In how many lines of the data does the word "trouble" appear? Give the number by itself.

(Items listed in a dataset)

:::

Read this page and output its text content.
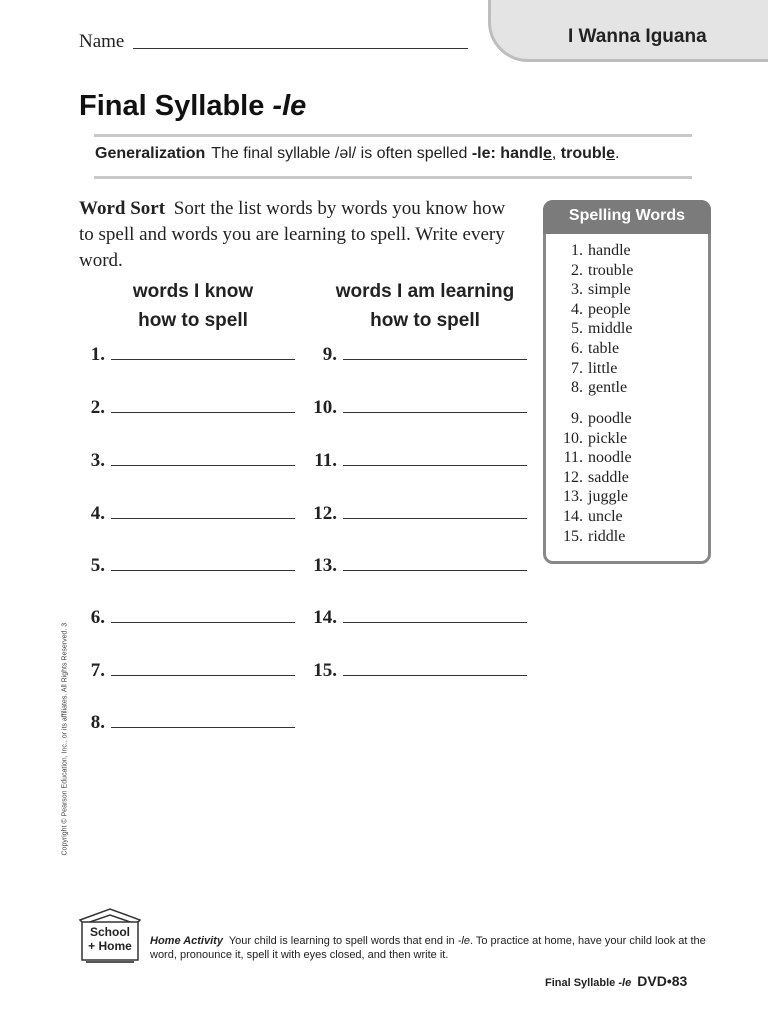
I Wanna Iguana
Name
Final Syllable -le
Generalization The final syllable /əl/ is often spelled -le: handle, trouble.
Word Sort Sort the list words by words you know how to spell and words you are learning to spell. Write every word.
words I know
how to spell
words I am learning
how to spell
1.
2.
3.
4.
5.
6.
7.
8.
9.
10.
11.
12.
13.
14.
15.
Spelling Words
1. handle
2. trouble
3. simple
4. people
5. middle
6. table
7. little
8. gentle
9. poodle
10. pickle
11. noodle
12. saddle
13. juggle
14. uncle
15. riddle
Copyright © Pearson Education, Inc., or its affiliates. All Rights Reserved. 3
School
+ Home Home Activity Your child is learning to spell words that end in -le. To practice at home, have your child look at the word, pronounce it, spell it with eyes closed, and then write it.
Final Syllable -le DVD•83
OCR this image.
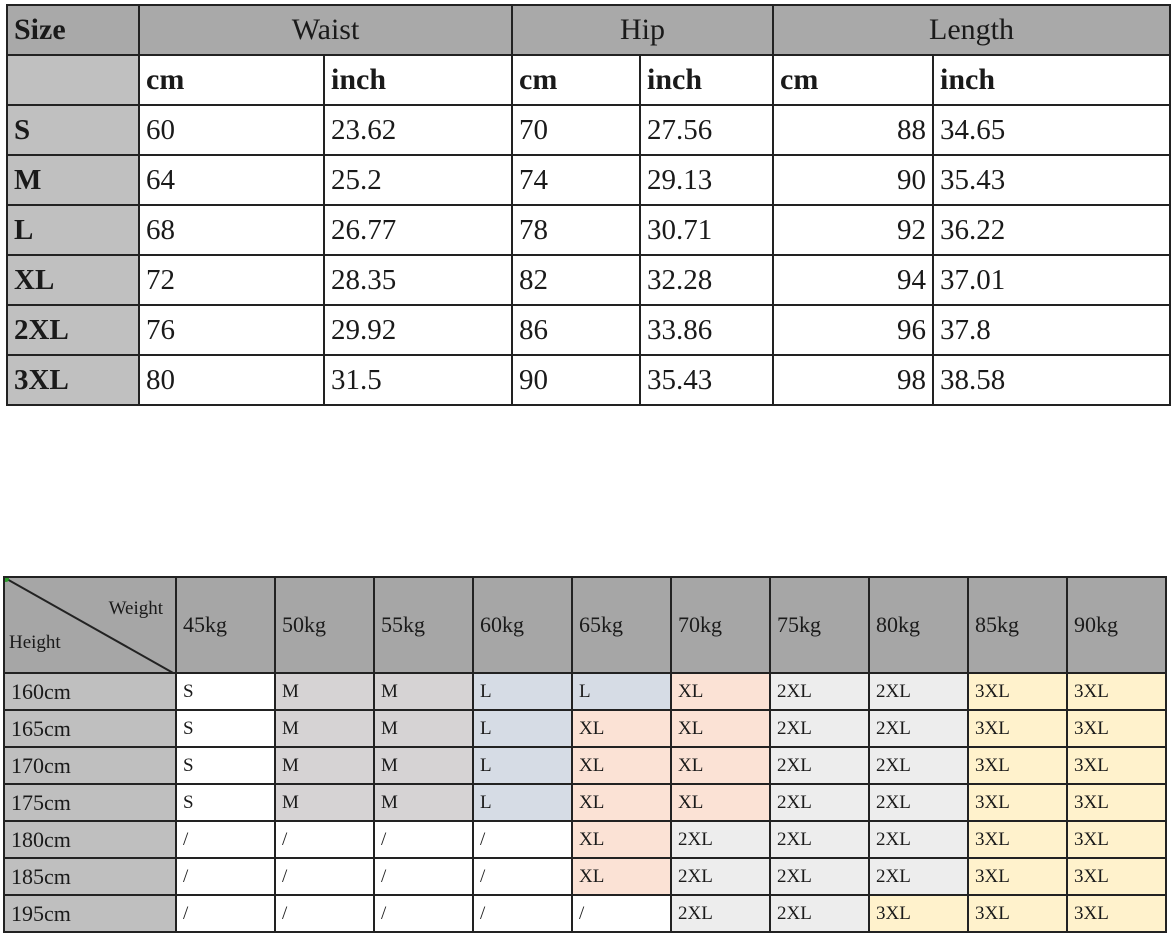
Size	Waist		Hip		Length	
	cm	inch	cm	inch	cm	inch
S	60	23.62	70	27.56	88	34.65
M	64	25.2	74	29.13	90	35.43
L	68	26.77	78	30.71	92	36.22
XL	72	28.35	82	32.28	94	37.01
2XL	76	29.92	86	33.86	96	37.8
3XL	80	31.5	90	35.43	98	38.58
Weight
Height	45kg	50kg	55kg	60kg	65kg	70kg	75kg	80kg	85kg	90kg
160cm	S	M	M	L	L	XL	2XL	2XL	3XL	3XL
165cm	S	M	M	L	XL	XL	2XL	2XL	3XL	3XL
170cm	S	M	M	L	XL	XL	2XL	2XL	3XL	3XL
175cm	S	M	M	L	XL	XL	2XL	2XL	3XL	3XL
180cm	/	/	/	/	XL	2XL	2XL	2XL	3XL	3XL
185cm	/	/	/	/	XL	2XL	2XL	2XL	3XL	3XL
195cm	/	/	/	/	/	2XL	2XL	3XL	3XL	3XL
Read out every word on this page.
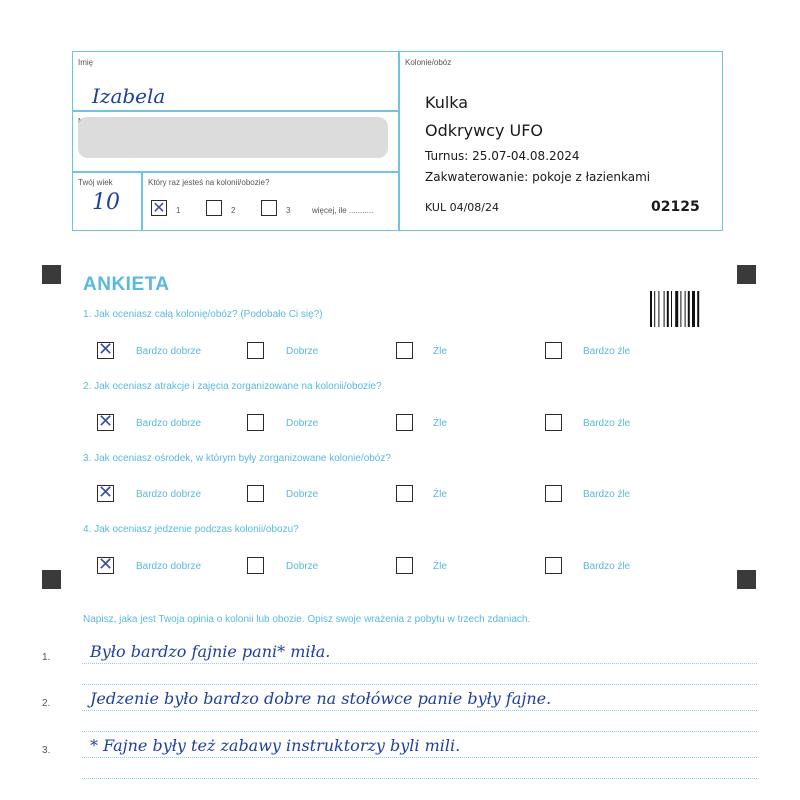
Imię
Izabela
Twój wiek
10
Który raz jesteś na kolonii/obozie?
✕ 1	2	3	więcej, ile ...........
Kolonie/obóz
Kulka
Odkrywcy UFO
Turnus: 25.07-04.08.2024
Zakwaterowanie: pokoje z łazienkami
KUL 04/08/24	02125
ANKIETA
1. Jak oceniasz całą kolonię/obóz? (Podobało Ci się?)
✕ Bardzo dobrze	Dobrze	Źle	Bardzo źle
2. Jak oceniasz atrakcje i zajęcia zorganizowane na kolonii/obozie?
✕ Bardzo dobrze	Dobrze	Źle	Bardzo źle
3. Jak oceniasz ośrodek, w którym były zorganizowane kolonie/obóz?
✕ Bardzo dobrze	Dobrze	Źle	Bardzo źle
4. Jak oceniasz jedzenie podczas kolonii/obozu?
✕ Bardzo dobrze	Dobrze	Źle	Bardzo źle
Napisz, jaka jest Twoja opinia o kolonii lub obozie. Opisz swoje wrażenia z pobytu w trzech zdaniach.
1. Było bardzo fajnie pani* miła.
2. Jedzenie było bardzo dobre na stołówce panie były fajne.
3. * Fajne były też zabawy instruktorzy byli mili.
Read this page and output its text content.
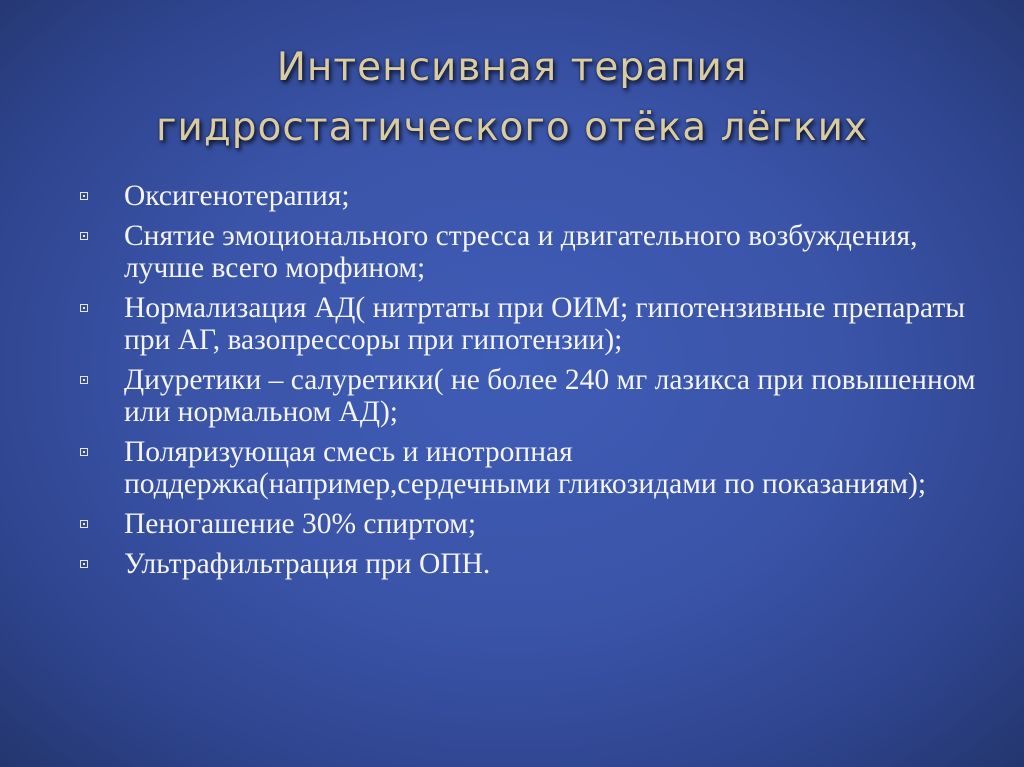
Интенсивная терапия
гидростатического отёка лёгких
Оксигенотерапия;
Снятие эмоционального стресса и двигательного возбуждения, лучше всего морфином;
Нормализация АД( нитртаты при ОИМ; гипотензивные препараты при АГ, вазопрессоры при гипотензии);
Диуретики – салуретики( не более 240 мг лазикса при повышенном или нормальном АД);
Поляризующая смесь и инотропная поддержка(например,сердечными гликозидами по показаниям);
Пеногашение 30% спиртом;
Ультрафильтрация при ОПН.
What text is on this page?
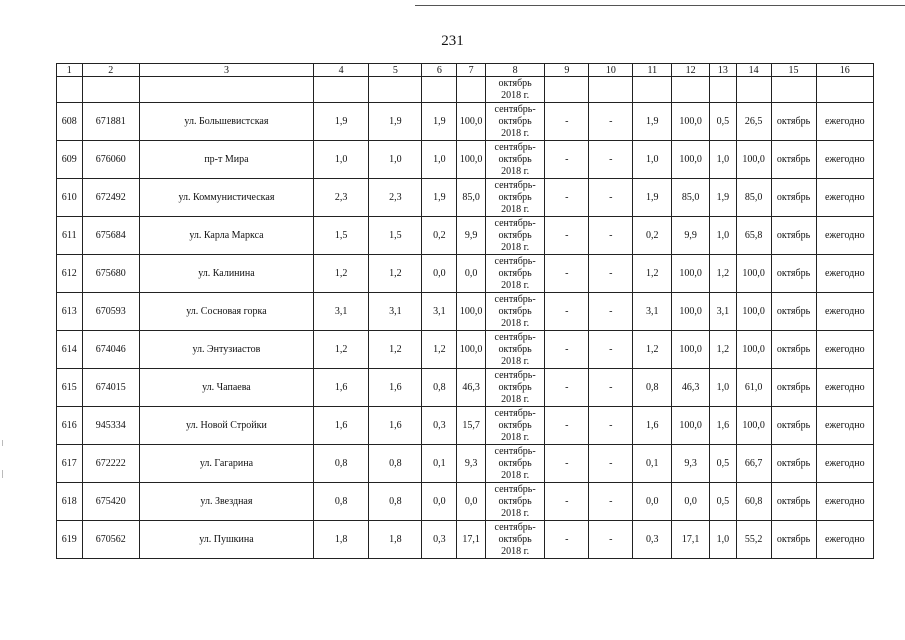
231
1	2	3	4	5	6	7	8	9	10	11	12	13	14	15	16

							октябрь
2018 г.								

608	671881	ул. Большевистская	1,9	1,9	1,9	100,0	сентябрь-
октябрь
2018 г.	-	-	1,9	100,0	0,5	26,5	октябрь	ежегодно
609	676060	пр-т Мира	1,0	1,0	1,0	100,0	сентябрь-
октябрь
2018 г.	-	-	1,0	100,0	1,0	100,0	октябрь	ежегодно
610	672492	ул. Коммунистическая	2,3	2,3	1,9	85,0	сентябрь-
октябрь
2018 г.	-	-	1,9	85,0	1,9	85,0	октябрь	ежегодно
611	675684	ул. Карла Маркса	1,5	1,5	0,2	9,9	сентябрь-
октябрь
2018 г.	-	-	0,2	9,9	1,0	65,8	октябрь	ежегодно
612	675680	ул. Калинина	1,2	1,2	0,0	0,0	сентябрь-
октябрь
2018 г.	-	-	1,2	100,0	1,2	100,0	октябрь	ежегодно
613	670593	ул. Сосновая горка	3,1	3,1	3,1	100,0	сентябрь-
октябрь
2018 г.	-	-	3,1	100,0	3,1	100,0	октябрь	ежегодно
614	674046	ул. Энтузиастов	1,2	1,2	1,2	100,0	сентябрь-
октябрь
2018 г.	-	-	1,2	100,0	1,2	100,0	октябрь	ежегодно
615	674015	ул. Чапаева	1,6	1,6	0,8	46,3	сентябрь-
октябрь
2018 г.	-	-	0,8	46,3	1,0	61,0	октябрь	ежегодно
616	945334	ул. Новой Стройки	1,6	1,6	0,3	15,7	сентябрь-
октябрь
2018 г.	-	-	1,6	100,0	1,6	100,0	октябрь	ежегодно
617	672222	ул. Гагарина	0,8	0,8	0,1	9,3	сентябрь-
октябрь
2018 г.	-	-	0,1	9,3	0,5	66,7	октябрь	ежегодно
618	675420	ул. Звездная	0,8	0,8	0,0	0,0	сентябрь-
октябрь
2018 г.	-	-	0,0	0,0	0,5	60,8	октябрь	ежегодно
619	670562	ул. Пушкина	1,8	1,8	0,3	17,1	сентябрь-
октябрь
2018 г.	-	-	0,3	17,1	1,0	55,2	октябрь	ежегодно
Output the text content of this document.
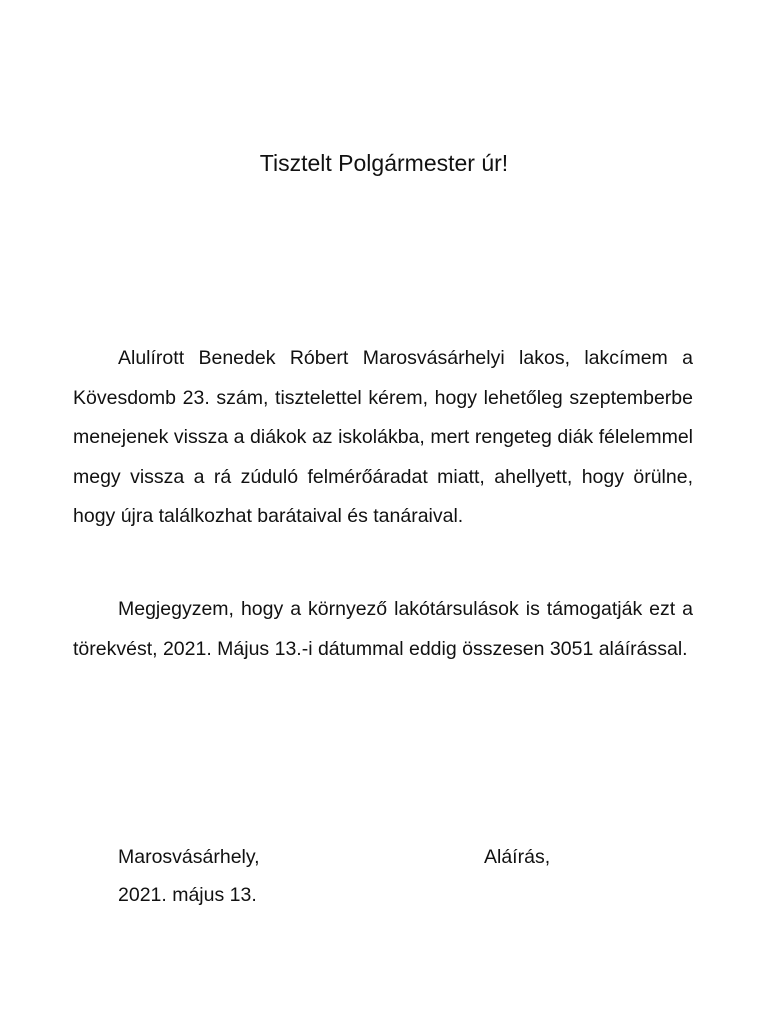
Tisztelt Polgármester úr!

Alulírott Benedek Róbert Marosvásárhelyi lakos, lakcímem a Kövesdomb 23. szám, tisztelettel kérem, hogy lehetőleg szeptemberbe menejenek vissza a diákok az iskolákba, mert rengeteg diák félelemmel megy vissza a rá zúduló felmérőáradat miatt, ahellyett, hogy örülne, hogy újra találkozhat barátaival és tanáraival.

Megjegyzem, hogy a környező lakótársulások is támogatják ezt a törekvést, 2021. Május 13.-i dátummal eddig összesen 3051 aláírással.

Marosvásárhely,

2021. május 13.

Aláírás,
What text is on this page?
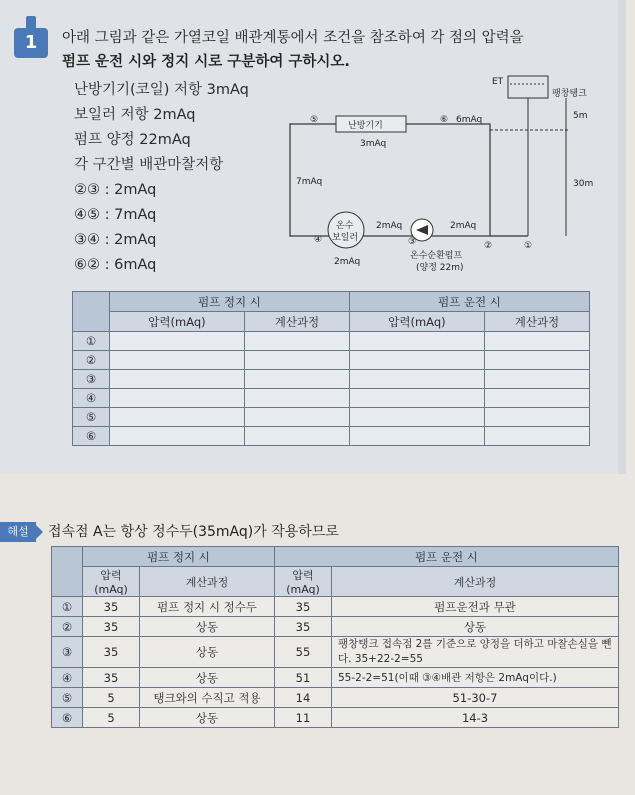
1	아래 그림과 같은 가열코일 배관계통에서 조건을 참조하여 각 점의 압력을
펌프 운전 시와 정지 시로 구분하여 구하시오.
난방기기(코일) 저항 3mAq
보일러 저항 2mAq
펌프 양정 22mAq
각 구간별 배관마찰저항
②③ : 2mAq
④⑤ : 7mAq
③④ : 2mAq
⑥② : 6mAq
ET
팽창탱크
난방기기
3mAq
⑤	⑥ 6mAq	5m
30m
7mAq
온수
보일러
2mAq
④
2mAq
③
온수순환펌프
(양정 22m)
2mAq
②	①
	펌프 정지 시		펌프 운전 시	
	압력(mAq)	계산과정	압력(mAq)	계산과정
①				
②				
③				
④				
⑤				
⑥				
해설	접속점 A는 항상 정수두(35mAq)가 작용하므로
	펌프 정지 시		펌프 운전 시	
	압력
(mAq)	계산과정	압력
(mAq)	계산과정
①	35	펌프 정지 시 정수두	35	펌프운전과 무관
②	35	상동	35	상동
③	35	상동	55	팽창탱크 접속점 2를 기준으로 양정을 더하고 마찰손실을 뺀다. 35+22-2=55
④	35	상동	51	55-2-2=51(이때 ③④배관 저항은 2mAq이다.)
⑤	5	탱크와의 수직고 적용	14	51-30-7
⑥	5	상동	11	14-3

:::

Final result → 2